> **TASK INSTRUCTIONS**
Locate each line in the entries below that contains the string "SRMTID", matching its exact case, and copy those lines.

----- EXCERPTED RECORDS

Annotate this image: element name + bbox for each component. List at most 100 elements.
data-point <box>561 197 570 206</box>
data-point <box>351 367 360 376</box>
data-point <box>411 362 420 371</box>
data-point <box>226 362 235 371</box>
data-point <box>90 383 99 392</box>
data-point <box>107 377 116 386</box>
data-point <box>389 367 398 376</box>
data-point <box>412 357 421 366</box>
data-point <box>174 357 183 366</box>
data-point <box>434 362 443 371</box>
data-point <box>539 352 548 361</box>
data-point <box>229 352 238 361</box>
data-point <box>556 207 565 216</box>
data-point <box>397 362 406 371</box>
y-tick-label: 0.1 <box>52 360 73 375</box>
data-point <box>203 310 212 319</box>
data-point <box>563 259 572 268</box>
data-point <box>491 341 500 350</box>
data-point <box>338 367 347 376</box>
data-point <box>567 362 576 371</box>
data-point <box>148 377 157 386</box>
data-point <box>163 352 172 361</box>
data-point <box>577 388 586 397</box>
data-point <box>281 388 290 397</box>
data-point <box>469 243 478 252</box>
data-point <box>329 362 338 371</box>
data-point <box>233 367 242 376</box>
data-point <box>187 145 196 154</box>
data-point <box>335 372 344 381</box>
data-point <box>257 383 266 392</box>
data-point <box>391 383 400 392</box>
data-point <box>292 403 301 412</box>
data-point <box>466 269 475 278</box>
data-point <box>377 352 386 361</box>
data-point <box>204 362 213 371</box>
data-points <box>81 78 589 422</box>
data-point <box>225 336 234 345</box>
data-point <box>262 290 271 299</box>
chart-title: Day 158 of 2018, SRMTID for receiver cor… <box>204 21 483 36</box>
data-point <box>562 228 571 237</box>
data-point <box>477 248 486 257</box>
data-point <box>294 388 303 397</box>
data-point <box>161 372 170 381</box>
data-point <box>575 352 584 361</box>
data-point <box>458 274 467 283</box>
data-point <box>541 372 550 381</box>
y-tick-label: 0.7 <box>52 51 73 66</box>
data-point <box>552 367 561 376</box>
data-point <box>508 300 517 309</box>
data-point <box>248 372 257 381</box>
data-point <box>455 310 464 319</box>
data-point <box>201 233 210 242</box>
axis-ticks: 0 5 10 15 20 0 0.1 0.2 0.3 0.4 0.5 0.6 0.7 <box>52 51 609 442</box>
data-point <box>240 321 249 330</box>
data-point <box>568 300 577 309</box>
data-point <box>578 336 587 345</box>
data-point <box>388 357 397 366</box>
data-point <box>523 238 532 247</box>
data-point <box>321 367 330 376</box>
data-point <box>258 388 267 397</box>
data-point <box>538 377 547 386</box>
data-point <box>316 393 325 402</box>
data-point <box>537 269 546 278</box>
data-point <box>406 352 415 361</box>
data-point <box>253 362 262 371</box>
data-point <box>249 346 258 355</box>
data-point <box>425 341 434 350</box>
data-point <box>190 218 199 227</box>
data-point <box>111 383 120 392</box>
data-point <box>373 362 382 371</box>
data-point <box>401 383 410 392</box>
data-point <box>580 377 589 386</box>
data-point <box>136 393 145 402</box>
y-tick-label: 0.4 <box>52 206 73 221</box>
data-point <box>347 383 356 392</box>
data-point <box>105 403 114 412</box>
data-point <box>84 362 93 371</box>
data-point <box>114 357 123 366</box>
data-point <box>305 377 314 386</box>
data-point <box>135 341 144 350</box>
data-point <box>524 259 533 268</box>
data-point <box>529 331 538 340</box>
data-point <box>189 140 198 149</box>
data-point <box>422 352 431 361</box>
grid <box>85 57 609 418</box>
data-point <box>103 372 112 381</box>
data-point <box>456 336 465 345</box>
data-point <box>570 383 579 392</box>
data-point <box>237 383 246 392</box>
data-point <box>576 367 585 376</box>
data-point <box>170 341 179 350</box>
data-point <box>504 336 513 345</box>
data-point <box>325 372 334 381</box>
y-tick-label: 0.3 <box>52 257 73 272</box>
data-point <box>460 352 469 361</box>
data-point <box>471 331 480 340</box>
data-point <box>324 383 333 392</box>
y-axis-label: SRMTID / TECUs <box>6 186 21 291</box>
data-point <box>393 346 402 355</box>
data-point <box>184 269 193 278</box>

----------

> **COMPLETE OUTPUT**
chart-title: Day 158 of 2018, SRMTID for receiver cor… <box>204 21 483 36</box>
y-axis-label: SRMTID / TECUs <box>6 186 21 291</box>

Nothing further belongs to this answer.